** START Data extract **

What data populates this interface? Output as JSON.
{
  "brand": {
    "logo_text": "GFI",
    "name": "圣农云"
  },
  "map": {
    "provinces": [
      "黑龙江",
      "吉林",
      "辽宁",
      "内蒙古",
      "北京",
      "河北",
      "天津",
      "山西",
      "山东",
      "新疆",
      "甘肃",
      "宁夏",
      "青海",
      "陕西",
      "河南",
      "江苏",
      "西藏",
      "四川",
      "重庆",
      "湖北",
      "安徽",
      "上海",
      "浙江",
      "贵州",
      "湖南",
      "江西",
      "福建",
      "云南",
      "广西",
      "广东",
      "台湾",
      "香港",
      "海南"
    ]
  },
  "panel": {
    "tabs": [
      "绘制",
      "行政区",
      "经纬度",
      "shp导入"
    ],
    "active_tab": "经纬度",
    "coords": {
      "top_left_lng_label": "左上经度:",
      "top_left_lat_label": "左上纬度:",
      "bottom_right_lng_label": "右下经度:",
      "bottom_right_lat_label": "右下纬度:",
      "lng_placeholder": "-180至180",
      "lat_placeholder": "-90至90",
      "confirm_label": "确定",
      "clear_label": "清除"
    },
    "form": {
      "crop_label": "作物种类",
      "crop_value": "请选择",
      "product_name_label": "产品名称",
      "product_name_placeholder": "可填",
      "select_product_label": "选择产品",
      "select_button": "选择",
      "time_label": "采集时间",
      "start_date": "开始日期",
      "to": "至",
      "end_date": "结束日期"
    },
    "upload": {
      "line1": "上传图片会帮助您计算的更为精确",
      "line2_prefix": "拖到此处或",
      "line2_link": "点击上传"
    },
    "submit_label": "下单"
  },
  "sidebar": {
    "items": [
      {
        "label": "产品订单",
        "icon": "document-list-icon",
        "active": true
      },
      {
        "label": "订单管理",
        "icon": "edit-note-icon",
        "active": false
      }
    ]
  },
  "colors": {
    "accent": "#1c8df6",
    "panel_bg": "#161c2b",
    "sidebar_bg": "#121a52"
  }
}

** END Data extract **

• **Stated task**
Copy every line of the records word for word.

• **Task answer**
What data populates this interface? Output as JSON.
{
  "brand": {
    "logo_text": "GFI",
    "name": "圣农云"
  },
  "map": {
    "provinces": [
      "黑龙江",
      "吉林",
      "辽宁",
      "内蒙古",
      "北京",
      "河北",
      "天津",
      "山西",
      "山东",
      "新疆",
      "甘肃",
      "宁夏",
      "青海",
      "陕西",
      "河南",
      "江苏",
      "西藏",
      "四川",
      "重庆",
      "湖北",
      "安徽",
      "上海",
      "浙江",
      "贵州",
      "湖南",
      "江西",
      "福建",
      "云南",
      "广西",
      "广东",
      "台湾",
      "香港",
      "海南"
    ]
  },
  "panel": {
    "tabs": [
      "绘制",
      "行政区",
      "经纬度",
      "shp导入"
    ],
    "active_tab": "经纬度",
    "coords": {
      "top_left_lng_label": "左上经度:",
      "top_left_lat_label": "左上纬度:",
      "bottom_right_lng_label": "右下经度:",
      "bottom_right_lat_label": "右下纬度:",
      "lng_placeholder": "-180至180",
      "lat_placeholder": "-90至90",
      "confirm_label": "确定",
      "clear_label": "清除"
    },
    "form": {
      "crop_label": "作物种类",
      "crop_value": "请选择",
      "product_name_label": "产品名称",
      "product_name_placeholder": "可填",
      "select_product_label": "选择产品",
      "select_button": "选择",
      "time_label": "采集时间",
      "start_date": "开始日期",
      "to": "至",
      "end_date": "结束日期"
    },
    "upload": {
      "line1": "上传图片会帮助您计算的更为精确",
      "line2_prefix": "拖到此处或",
      "line2_link": "点击上传"
    },
    "submit_label": "下单"
  },
  "sidebar": {
    "items": [
      {
        "label": "产品订单",
        "icon": "document-list-icon",
        "active": true
      },
      {
        "label": "订单管理",
        "icon": "edit-note-icon",
        "active": false
      }
    ]
  },
  "colors": {
    "accent": "#1c8df6",
    "panel_bg": "#161c2b",
    "sidebar_bg": "#121a52"
  }
}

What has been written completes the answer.